==== Data excerpts ====

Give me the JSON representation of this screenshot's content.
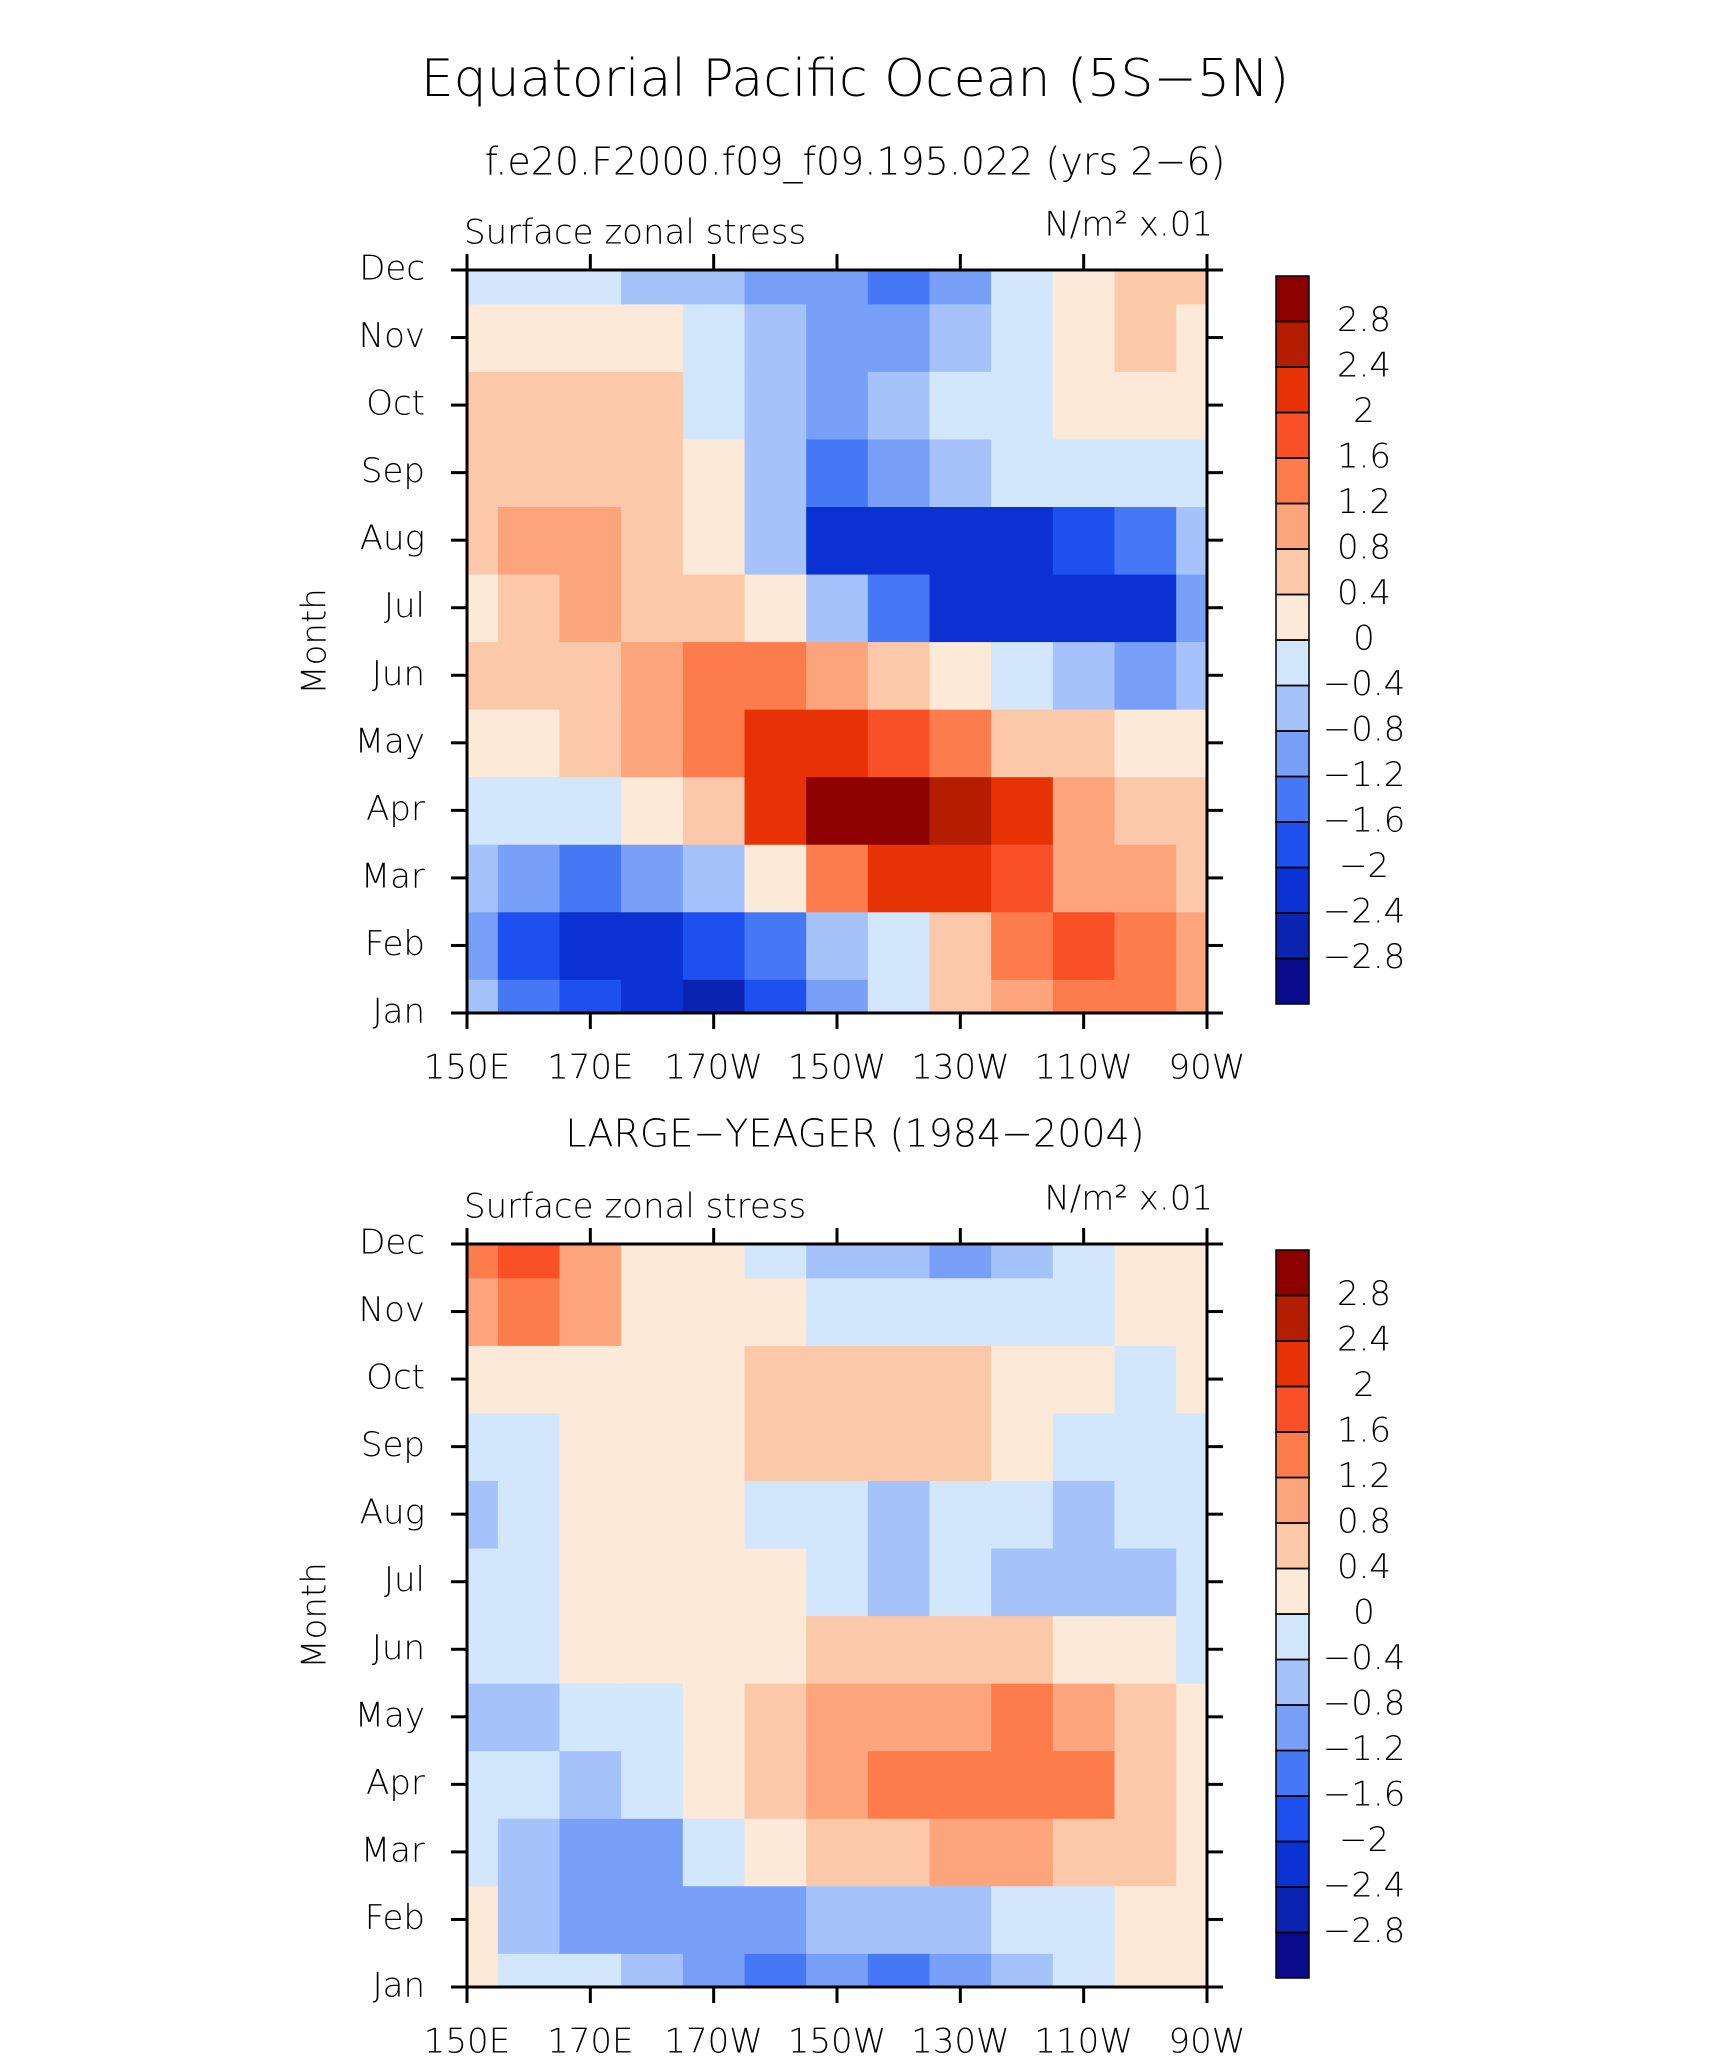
{
  "title": "Equatorial Pacific Ocean (5S−5N)",
  "chart_data": [
    {
      "type": "contour",
      "title": "f.e20.F2000.f09_f09.195.022 (yrs 2−6)",
      "left_label": "Surface zonal stress",
      "right_label": "N/m² x.01",
      "ylabel": "Month",
      "x": [
        150,
        160,
        170,
        180,
        190,
        200,
        210,
        220,
        230,
        240,
        250,
        260,
        270
      ],
      "categories": [
        "Jan",
        "Feb",
        "Mar",
        "Apr",
        "May",
        "Jun",
        "Jul",
        "Aug",
        "Sep",
        "Oct",
        "Nov",
        "Dec"
      ],
      "xlim": [
        150,
        270
      ],
      "xticks": [
        {
          "value": 150,
          "label": "150E"
        },
        {
          "value": 170,
          "label": "170E"
        },
        {
          "value": 190,
          "label": "170W"
        },
        {
          "value": 210,
          "label": "150W"
        },
        {
          "value": 230,
          "label": "130W"
        },
        {
          "value": 250,
          "label": "110W"
        },
        {
          "value": 270,
          "label": "90W"
        }
      ],
      "values": [
        [
          -0.6,
          -1.6,
          -2.0,
          -2.4,
          -2.6,
          -1.8,
          -1.0,
          -0.2,
          0.6,
          1.0,
          1.4,
          1.2,
          0.8
        ],
        [
          -1.0,
          -1.8,
          -2.2,
          -2.2,
          -2.0,
          -1.6,
          -0.8,
          -0.2,
          0.6,
          1.4,
          1.6,
          1.2,
          0.8
        ],
        [
          -0.6,
          -1.2,
          -1.4,
          -1.2,
          -0.6,
          0.0,
          1.4,
          2.0,
          2.2,
          1.8,
          1.0,
          0.8,
          0.6
        ],
        [
          -0.2,
          -0.4,
          -0.4,
          0.0,
          0.6,
          2.0,
          2.8,
          3.0,
          2.6,
          2.0,
          0.8,
          0.6,
          0.6
        ],
        [
          0.2,
          0.2,
          0.4,
          0.8,
          1.4,
          2.0,
          2.2,
          1.8,
          1.2,
          0.6,
          0.4,
          0.2,
          0.0
        ],
        [
          0.4,
          0.4,
          0.6,
          0.8,
          1.2,
          1.4,
          1.0,
          0.4,
          0.0,
          -0.4,
          -0.8,
          -1.0,
          -0.8
        ],
        [
          0.2,
          0.6,
          0.8,
          0.6,
          0.6,
          0.2,
          -0.6,
          -1.6,
          -2.2,
          -2.4,
          -2.4,
          -2.2,
          -1.0
        ],
        [
          0.4,
          1.0,
          1.0,
          0.6,
          0.2,
          -0.8,
          -2.2,
          -2.4,
          -2.4,
          -2.2,
          -1.8,
          -1.4,
          -0.8
        ],
        [
          0.4,
          0.6,
          0.6,
          0.4,
          0.0,
          -0.8,
          -1.6,
          -1.2,
          -0.8,
          -0.4,
          -0.4,
          -0.4,
          -0.4
        ],
        [
          0.6,
          0.6,
          0.6,
          0.4,
          -0.4,
          -0.8,
          -1.2,
          -0.8,
          -0.4,
          -0.2,
          0.0,
          0.2,
          0.2
        ],
        [
          0.2,
          0.2,
          0.2,
          0.0,
          -0.4,
          -0.8,
          -1.0,
          -1.0,
          -0.6,
          -0.2,
          0.2,
          0.4,
          0.2
        ],
        [
          -0.2,
          -0.4,
          -0.4,
          -0.6,
          -0.8,
          -1.2,
          -1.2,
          -1.4,
          -1.0,
          -0.4,
          0.2,
          0.4,
          0.4
        ]
      ],
      "levels": [
        {
          "value": -2.8,
          "label": "−2.8"
        },
        {
          "value": -2.4,
          "label": "−2.4"
        },
        {
          "value": -2,
          "label": "−2"
        },
        {
          "value": -1.6,
          "label": "−1.6"
        },
        {
          "value": -1.2,
          "label": "−1.2"
        },
        {
          "value": -0.8,
          "label": "−0.8"
        },
        {
          "value": -0.4,
          "label": "−0.4"
        },
        0,
        0.4,
        0.8,
        1.2,
        1.6,
        2,
        2.4,
        2.8
      ],
      "colors": [
        "#0a0a8c",
        "#0a23b0",
        "#0a32d2",
        "#1e50f0",
        "#4678f5",
        "#78a0f8",
        "#a5c3fa",
        "#d2e6fc",
        "#fde9d7",
        "#fcc8aa",
        "#fca57d",
        "#fc7d4b",
        "#fa5028",
        "#e63205",
        "#b41e00",
        "#8c0000"
      ]
    },
    {
      "type": "contour",
      "title": "LARGE−YEAGER (1984−2004)",
      "left_label": "Surface zonal stress",
      "right_label": "N/m² x.01",
      "ylabel": "Month",
      "x": [
        150,
        160,
        170,
        180,
        190,
        200,
        210,
        220,
        230,
        240,
        250,
        260,
        270
      ],
      "categories": [
        "Jan",
        "Feb",
        "Mar",
        "Apr",
        "May",
        "Jun",
        "Jul",
        "Aug",
        "Sep",
        "Oct",
        "Nov",
        "Dec"
      ],
      "xlim": [
        150,
        270
      ],
      "xticks": [
        {
          "value": 150,
          "label": "150E"
        },
        {
          "value": 170,
          "label": "170E"
        },
        {
          "value": 190,
          "label": "170W"
        },
        {
          "value": 210,
          "label": "150W"
        },
        {
          "value": 230,
          "label": "130W"
        },
        {
          "value": 250,
          "label": "110W"
        },
        {
          "value": 270,
          "label": "90W"
        }
      ],
      "values": [
        [
          0.0,
          -0.4,
          -0.4,
          -0.8,
          -1.2,
          -1.6,
          -1.2,
          -1.6,
          -1.2,
          -0.8,
          -0.4,
          0.0,
          0.2
        ],
        [
          0.0,
          -0.8,
          -1.2,
          -1.2,
          -1.0,
          -1.2,
          -0.8,
          -0.8,
          -0.6,
          -0.4,
          -0.2,
          0.0,
          0.2
        ],
        [
          -0.2,
          -0.8,
          -1.2,
          -1.0,
          -0.4,
          0.0,
          0.4,
          0.6,
          0.8,
          0.8,
          0.6,
          0.4,
          0.2
        ],
        [
          -0.4,
          -0.4,
          -0.8,
          -0.4,
          0.0,
          0.4,
          0.8,
          1.2,
          1.4,
          1.4,
          1.2,
          0.4,
          0.2
        ],
        [
          -0.6,
          -0.6,
          -0.4,
          -0.2,
          0.2,
          0.6,
          0.8,
          1.0,
          1.0,
          1.2,
          1.0,
          0.4,
          0.0
        ],
        [
          -0.4,
          -0.2,
          0.0,
          0.2,
          0.2,
          0.2,
          0.4,
          0.4,
          0.4,
          0.4,
          0.2,
          0.0,
          -0.2
        ],
        [
          -0.4,
          -0.2,
          0.0,
          0.2,
          0.2,
          0.0,
          -0.4,
          -0.6,
          -0.4,
          -0.6,
          -0.8,
          -0.6,
          -0.2
        ],
        [
          -0.8,
          -0.4,
          0.0,
          0.2,
          0.0,
          -0.4,
          -0.2,
          -0.6,
          -0.4,
          -0.2,
          -0.8,
          -0.4,
          -0.2
        ],
        [
          -0.4,
          -0.2,
          0.0,
          0.2,
          0.2,
          0.4,
          0.6,
          0.6,
          0.6,
          0.2,
          -0.2,
          -0.4,
          -0.2
        ],
        [
          0.2,
          0.2,
          0.0,
          0.2,
          0.2,
          0.4,
          0.6,
          0.4,
          0.4,
          0.2,
          0.0,
          -0.2,
          0.2
        ],
        [
          0.8,
          1.2,
          0.8,
          0.2,
          0.0,
          0.0,
          -0.2,
          -0.4,
          -0.4,
          -0.4,
          -0.2,
          0.0,
          0.0
        ],
        [
          1.2,
          1.6,
          0.8,
          0.2,
          0.0,
          -0.4,
          -0.6,
          -0.8,
          -1.2,
          -0.6,
          -0.2,
          0.0,
          0.0
        ]
      ],
      "levels": [
        {
          "value": -2.8,
          "label": "−2.8"
        },
        {
          "value": -2.4,
          "label": "−2.4"
        },
        {
          "value": -2,
          "label": "−2"
        },
        {
          "value": -1.6,
          "label": "−1.6"
        },
        {
          "value": -1.2,
          "label": "−1.2"
        },
        {
          "value": -0.8,
          "label": "−0.8"
        },
        {
          "value": -0.4,
          "label": "−0.4"
        },
        0,
        0.4,
        0.8,
        1.2,
        1.6,
        2,
        2.4,
        2.8
      ],
      "colors": [
        "#0a0a8c",
        "#0a23b0",
        "#0a32d2",
        "#1e50f0",
        "#4678f5",
        "#78a0f8",
        "#a5c3fa",
        "#d2e6fc",
        "#fde9d7",
        "#fcc8aa",
        "#fca57d",
        "#fc7d4b",
        "#fa5028",
        "#e63205",
        "#b41e00",
        "#8c0000"
      ]
    }
  ]
}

====

## Requirements
Return all lines with the word "title" in them.

## Exercise output
  "title": "Equatorial Pacific Ocean (5S−5N)",
      "title": "f.e20.F2000.f09_f09.195.022 (yrs 2−6)",
      "title": "LARGE−YEAGER (1984−2004)",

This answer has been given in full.